Dataset extract:
- - - - -

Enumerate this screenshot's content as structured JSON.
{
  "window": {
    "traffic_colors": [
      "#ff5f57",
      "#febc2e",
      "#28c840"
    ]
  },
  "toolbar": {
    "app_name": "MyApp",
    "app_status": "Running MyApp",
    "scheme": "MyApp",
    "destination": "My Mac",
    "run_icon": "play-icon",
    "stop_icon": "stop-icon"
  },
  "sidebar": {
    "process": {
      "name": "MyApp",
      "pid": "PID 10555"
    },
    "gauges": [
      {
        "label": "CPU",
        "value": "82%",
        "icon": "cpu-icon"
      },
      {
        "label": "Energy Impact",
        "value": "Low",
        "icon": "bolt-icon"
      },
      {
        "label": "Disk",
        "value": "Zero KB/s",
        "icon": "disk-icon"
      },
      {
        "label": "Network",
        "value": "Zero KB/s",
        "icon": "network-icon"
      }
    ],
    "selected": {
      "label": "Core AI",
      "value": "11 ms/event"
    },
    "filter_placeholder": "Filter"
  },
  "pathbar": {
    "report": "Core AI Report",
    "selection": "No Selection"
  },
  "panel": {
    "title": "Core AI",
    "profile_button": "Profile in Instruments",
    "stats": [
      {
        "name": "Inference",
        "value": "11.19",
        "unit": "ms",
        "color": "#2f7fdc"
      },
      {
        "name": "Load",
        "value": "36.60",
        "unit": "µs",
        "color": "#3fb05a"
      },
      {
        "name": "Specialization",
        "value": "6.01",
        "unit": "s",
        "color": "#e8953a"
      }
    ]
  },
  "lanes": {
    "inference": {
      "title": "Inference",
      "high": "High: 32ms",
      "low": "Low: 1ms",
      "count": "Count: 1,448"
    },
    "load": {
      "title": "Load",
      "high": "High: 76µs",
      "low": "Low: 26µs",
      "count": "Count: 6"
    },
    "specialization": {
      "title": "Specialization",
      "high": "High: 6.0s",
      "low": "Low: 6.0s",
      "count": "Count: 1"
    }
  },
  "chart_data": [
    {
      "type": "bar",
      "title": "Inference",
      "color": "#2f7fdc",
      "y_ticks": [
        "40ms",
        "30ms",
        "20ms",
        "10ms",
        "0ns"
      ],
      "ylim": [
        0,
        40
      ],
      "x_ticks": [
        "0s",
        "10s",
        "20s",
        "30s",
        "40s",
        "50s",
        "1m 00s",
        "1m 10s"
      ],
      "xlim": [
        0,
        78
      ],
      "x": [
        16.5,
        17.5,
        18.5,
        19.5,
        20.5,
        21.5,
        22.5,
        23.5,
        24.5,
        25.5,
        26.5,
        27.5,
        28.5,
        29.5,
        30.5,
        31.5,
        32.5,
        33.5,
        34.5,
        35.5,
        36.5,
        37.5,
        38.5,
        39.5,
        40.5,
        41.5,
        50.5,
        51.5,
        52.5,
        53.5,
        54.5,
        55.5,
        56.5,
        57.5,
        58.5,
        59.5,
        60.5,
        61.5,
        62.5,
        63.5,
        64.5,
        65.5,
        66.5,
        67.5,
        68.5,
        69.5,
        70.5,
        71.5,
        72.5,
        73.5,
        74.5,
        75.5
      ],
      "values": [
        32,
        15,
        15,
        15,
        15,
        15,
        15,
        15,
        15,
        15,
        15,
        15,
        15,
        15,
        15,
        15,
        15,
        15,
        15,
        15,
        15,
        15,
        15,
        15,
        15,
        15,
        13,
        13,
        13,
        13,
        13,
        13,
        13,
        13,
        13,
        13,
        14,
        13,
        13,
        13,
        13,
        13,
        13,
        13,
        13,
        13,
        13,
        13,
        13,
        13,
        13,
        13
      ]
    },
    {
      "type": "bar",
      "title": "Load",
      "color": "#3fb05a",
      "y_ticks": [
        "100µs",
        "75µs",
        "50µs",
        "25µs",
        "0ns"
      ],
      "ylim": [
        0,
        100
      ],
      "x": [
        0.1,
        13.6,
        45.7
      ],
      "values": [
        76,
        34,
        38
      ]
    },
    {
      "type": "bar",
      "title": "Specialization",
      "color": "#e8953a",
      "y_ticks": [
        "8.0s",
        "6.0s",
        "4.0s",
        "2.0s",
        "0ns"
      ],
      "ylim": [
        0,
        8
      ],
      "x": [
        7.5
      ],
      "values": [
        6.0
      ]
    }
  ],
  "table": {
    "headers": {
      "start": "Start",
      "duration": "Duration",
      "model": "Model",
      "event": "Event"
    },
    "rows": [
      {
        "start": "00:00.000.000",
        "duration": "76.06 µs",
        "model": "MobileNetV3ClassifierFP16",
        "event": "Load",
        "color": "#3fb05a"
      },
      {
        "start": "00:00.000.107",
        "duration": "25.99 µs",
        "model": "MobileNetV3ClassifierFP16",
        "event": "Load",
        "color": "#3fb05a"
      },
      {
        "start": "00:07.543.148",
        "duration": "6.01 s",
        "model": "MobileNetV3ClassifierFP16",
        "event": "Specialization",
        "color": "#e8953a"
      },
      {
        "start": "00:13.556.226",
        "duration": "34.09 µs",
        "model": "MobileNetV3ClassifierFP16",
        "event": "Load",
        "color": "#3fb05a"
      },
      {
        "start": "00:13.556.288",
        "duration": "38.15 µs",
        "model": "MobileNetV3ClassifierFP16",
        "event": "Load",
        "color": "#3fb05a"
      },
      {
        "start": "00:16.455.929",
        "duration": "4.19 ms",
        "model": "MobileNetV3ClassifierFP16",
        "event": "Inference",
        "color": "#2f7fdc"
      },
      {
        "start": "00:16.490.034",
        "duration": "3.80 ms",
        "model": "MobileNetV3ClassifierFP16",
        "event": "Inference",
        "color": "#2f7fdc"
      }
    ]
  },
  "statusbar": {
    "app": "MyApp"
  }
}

- - - - -

Exercise description: Give the count of lines in the data above that hold the string "high", with no additional words.

Output below: 3